▶ [Objective]
Output each line exactly as it appears, skipping any embedded picture.
=-=-=-=-=
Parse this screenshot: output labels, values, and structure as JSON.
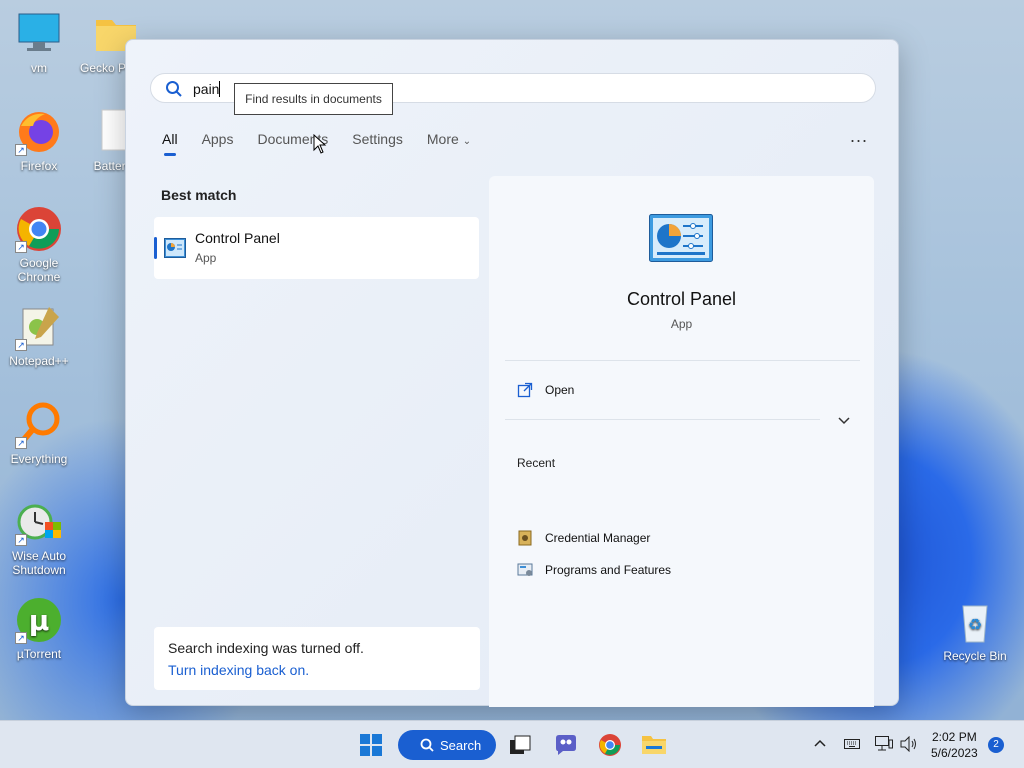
{
  "desktop": {
    "icons": [
      {
        "label": "vm",
        "icon": "monitor-icon"
      },
      {
        "label": "Gecko PixelP",
        "icon": "folder-icon"
      },
      {
        "label": "Firefox",
        "icon": "firefox-icon"
      },
      {
        "label": "Battery_",
        "icon": "file-icon"
      },
      {
        "label": "Google Chrome",
        "icon": "chrome-icon"
      },
      {
        "label": "Notepad++",
        "icon": "notepadpp-icon"
      },
      {
        "label": "Everything",
        "icon": "search-magnifier-icon"
      },
      {
        "label": "Wise Auto Shutdown",
        "icon": "clock-icon"
      },
      {
        "label": "µTorrent",
        "icon": "utorrent-icon"
      },
      {
        "label": "Recycle Bin",
        "icon": "recycle-bin-icon"
      }
    ]
  },
  "search": {
    "query": "pain",
    "tooltip": "Find results in documents",
    "tabs": [
      {
        "label": "All",
        "active": true
      },
      {
        "label": "Apps"
      },
      {
        "label": "Documents"
      },
      {
        "label": "Settings"
      },
      {
        "label": "More"
      }
    ],
    "more_menu": "...",
    "best_match_label": "Best match",
    "best_match": {
      "name": "Control Panel",
      "type": "App"
    },
    "indexing": {
      "message": "Search indexing was turned off.",
      "link": "Turn indexing back on."
    },
    "detail": {
      "name": "Control Panel",
      "type": "App",
      "open_label": "Open",
      "recent_label": "Recent",
      "recent_items": [
        "Credential Manager",
        "Programs and Features"
      ]
    }
  },
  "taskbar": {
    "search_label": "Search",
    "time": "2:02 PM",
    "date": "5/6/2023",
    "notification_count": "2"
  },
  "colors": {
    "accent": "#1a5fd1"
  }
}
=-=-=-=-=
▶ [Solution to this exercise]
Parse this screenshot: output labels, values, and structure as JSON.
{
  "desktop": {
    "icons": [
      {
        "label": "vm",
        "icon": "monitor-icon"
      },
      {
        "label": "Gecko PixelP",
        "icon": "folder-icon"
      },
      {
        "label": "Firefox",
        "icon": "firefox-icon"
      },
      {
        "label": "Battery_",
        "icon": "file-icon"
      },
      {
        "label": "Google Chrome",
        "icon": "chrome-icon"
      },
      {
        "label": "Notepad++",
        "icon": "notepadpp-icon"
      },
      {
        "label": "Everything",
        "icon": "search-magnifier-icon"
      },
      {
        "label": "Wise Auto Shutdown",
        "icon": "clock-icon"
      },
      {
        "label": "µTorrent",
        "icon": "utorrent-icon"
      },
      {
        "label": "Recycle Bin",
        "icon": "recycle-bin-icon"
      }
    ]
  },
  "search": {
    "query": "pain",
    "tooltip": "Find results in documents",
    "tabs": [
      {
        "label": "All",
        "active": true
      },
      {
        "label": "Apps"
      },
      {
        "label": "Documents"
      },
      {
        "label": "Settings"
      },
      {
        "label": "More"
      }
    ],
    "more_menu": "...",
    "best_match_label": "Best match",
    "best_match": {
      "name": "Control Panel",
      "type": "App"
    },
    "indexing": {
      "message": "Search indexing was turned off.",
      "link": "Turn indexing back on."
    },
    "detail": {
      "name": "Control Panel",
      "type": "App",
      "open_label": "Open",
      "recent_label": "Recent",
      "recent_items": [
        "Credential Manager",
        "Programs and Features"
      ]
    }
  },
  "taskbar": {
    "search_label": "Search",
    "time": "2:02 PM",
    "date": "5/6/2023",
    "notification_count": "2"
  },
  "colors": {
    "accent": "#1a5fd1"
  }
}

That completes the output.